:: EXERCISE DETAILS ::
How many lines of the material below contain the string "surprise"? Reply with the number only.

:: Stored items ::
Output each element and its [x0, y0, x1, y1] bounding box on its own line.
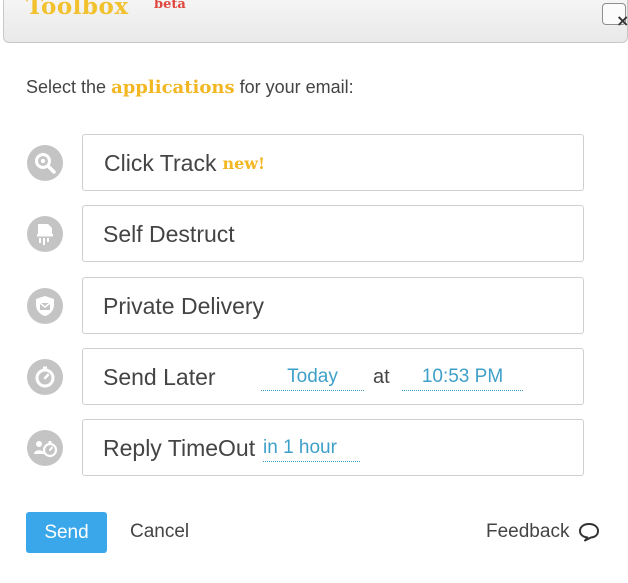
at-label: at [373, 366, 390, 388]
click-track-option[interactable]: Click Track new! [82, 134, 584, 191]
app-row-click-track: Click Track new! [0, 134, 628, 191]
reply-timeout-label: Reply TimeOut [103, 435, 256, 461]
send-later-time-select[interactable]: 10:53 PM [402, 366, 523, 391]
beta-badge: beta [154, 0, 186, 12]
new-badge: new! [222, 154, 266, 173]
feedback-link[interactable]: Feedback [486, 521, 569, 543]
toolbox-header: Toolbox beta × [3, 0, 628, 43]
prompt-text-before: Select the [26, 77, 112, 97]
prompt-highlight: applications [111, 77, 235, 98]
shredder-icon [27, 216, 63, 252]
app-row-private-delivery: Private Delivery [0, 277, 628, 334]
reply-timeout-option[interactable]: Reply TimeOut in 1 hour [82, 419, 584, 476]
click-track-label: Click Track new! [104, 150, 266, 176]
self-destruct-label: Self Destruct [103, 221, 235, 247]
shield-envelope-icon [27, 288, 63, 324]
close-icon[interactable]: × [616, 13, 628, 29]
reply-timer-icon [27, 430, 63, 466]
private-delivery-label: Private Delivery [103, 293, 265, 319]
private-delivery-option[interactable]: Private Delivery [82, 277, 584, 334]
reply-timeout-delay-select[interactable]: in 1 hour [263, 437, 360, 462]
app-row-reply-timeout: Reply TimeOut in 1 hour [0, 419, 628, 476]
stopwatch-icon [27, 359, 63, 395]
app-row-self-destruct: Self Destruct [0, 205, 628, 262]
self-destruct-option[interactable]: Self Destruct [82, 205, 584, 262]
toolbox-logo: Toolbox [26, 0, 129, 20]
send-later-day-select[interactable]: Today [261, 366, 364, 391]
send-later-label: Send Later [103, 364, 216, 390]
send-button[interactable]: Send [26, 512, 107, 553]
send-later-option[interactable]: Send Later Today at 10:53 PM [82, 348, 584, 405]
app-row-send-later: Send Later Today at 10:53 PM [0, 348, 628, 405]
prompt-text-after: for your email: [234, 77, 354, 97]
speech-bubble-icon[interactable] [578, 522, 600, 542]
cancel-link[interactable]: Cancel [130, 521, 189, 543]
magnifier-icon [27, 145, 63, 181]
instructions: Select the applications for your email: [26, 77, 354, 98]
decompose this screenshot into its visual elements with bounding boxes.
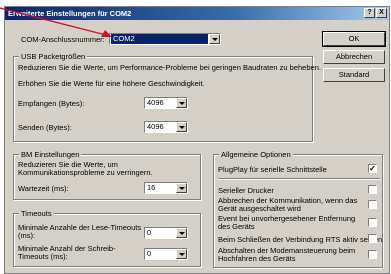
general-options-group: Allgemeine Optionen PlugPlay für seriell… [213, 150, 383, 268]
usb-description: Reduzieren Sie die Werte, um Performance… [18, 63, 321, 72]
receive-size-value: 4096 [147, 98, 164, 107]
cancel-button[interactable]: Abbrechen [323, 50, 385, 64]
usb-group-title: USB Packetgrößen [19, 52, 88, 61]
send-size-value: 4096 [147, 122, 164, 131]
read-timeout-select[interactable]: 0 [144, 227, 188, 239]
write-timeout-select[interactable]: 0 [144, 248, 188, 260]
bm-settings-group: BM Einstellungen Reduzieren Sie die Wert… [13, 150, 201, 200]
usb-description-2: Erhöhen Sie die Werte für eine höhere Ge… [18, 79, 205, 88]
write-timeout-value: 0 [147, 249, 152, 258]
receive-size-select[interactable]: 4096 [144, 97, 188, 109]
read-timeout-value: 0 [147, 228, 152, 237]
window-title: Erweiterte Einstellungen für COM2 [8, 9, 132, 18]
option-plugplay-checkbox[interactable]: ✓ [368, 164, 377, 173]
option-surprise-removal-label: Event bei unvorhergesehener Entfernung d… [218, 214, 356, 231]
advanced-settings-dialog: Erweiterte Einstellungen für COM2 ? X CO… [4, 6, 390, 274]
com-port-select[interactable]: COM2 [109, 33, 221, 45]
chevron-down-icon[interactable] [209, 34, 220, 44]
latency-label: Wartezeit (ms): [18, 184, 69, 193]
default-button[interactable]: Standard [323, 68, 385, 82]
com-port-value: COM2 [111, 34, 208, 44]
option-cancel-comm-checkbox[interactable] [368, 200, 377, 209]
chevron-down-icon[interactable] [176, 228, 187, 238]
timeouts-group: Timeouts Minimale Anzahle der Lese-Timeo… [13, 209, 201, 267]
chevron-down-icon[interactable] [176, 249, 187, 259]
write-timeout-label: Minimale Anzahl der Schreib-Timeouts (ms… [18, 244, 116, 261]
options-group-title: Allgemeine Optionen [219, 150, 293, 159]
chevron-down-icon[interactable] [176, 122, 187, 132]
timeouts-group-title: Timeouts [19, 209, 54, 218]
bm-description: Reduzieren Sie die Werte, um Kommunikati… [18, 160, 153, 177]
latency-select[interactable]: 16 [144, 182, 188, 194]
chevron-down-icon[interactable] [176, 98, 187, 108]
option-modem-control-label: Abschalten der Modemansteuerung beim Hoc… [218, 246, 356, 263]
chevron-down-icon[interactable] [176, 183, 187, 193]
option-surprise-removal-checkbox[interactable] [368, 218, 377, 227]
option-cancel-comm-label: Abbrechen der Kommunikation, wenn das Ge… [218, 196, 358, 213]
divider [218, 178, 380, 180]
help-button[interactable]: ? [364, 8, 375, 18]
option-plugplay-label: PlugPlay für serielle Schnittstelle [218, 165, 327, 174]
ok-button[interactable]: OK [322, 31, 386, 47]
send-size-select[interactable]: 4096 [144, 121, 188, 133]
option-rts-label: Beim Schließen der Verbindung RTS aktiv … [218, 235, 383, 244]
read-timeout-label: Minimale Anzahle der Lese-Timeouts (ms): [18, 223, 142, 240]
option-rts-checkbox[interactable] [368, 234, 377, 243]
com-port-label: COM-Anschlussnummer: [21, 35, 105, 44]
send-label: Senden (Bytes): [18, 123, 72, 132]
close-button[interactable]: X [376, 8, 387, 18]
latency-value: 16 [147, 183, 156, 192]
option-modem-control-checkbox[interactable] [368, 250, 377, 259]
bm-group-title: BM Einstellungen [19, 150, 82, 159]
receive-label: Empfangen (Bytes): [18, 99, 85, 108]
option-serial-printer-label: Serieller Drucker [218, 186, 274, 195]
usb-packet-size-group: USB Packetgrößen Reduzieren Sie die Wert… [13, 52, 321, 142]
option-serial-printer-checkbox[interactable] [368, 185, 377, 194]
title-bar[interactable]: Erweiterte Einstellungen für COM2 ? X [5, 7, 389, 20]
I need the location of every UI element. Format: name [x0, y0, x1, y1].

:: THE COMPLETED TASK ::
2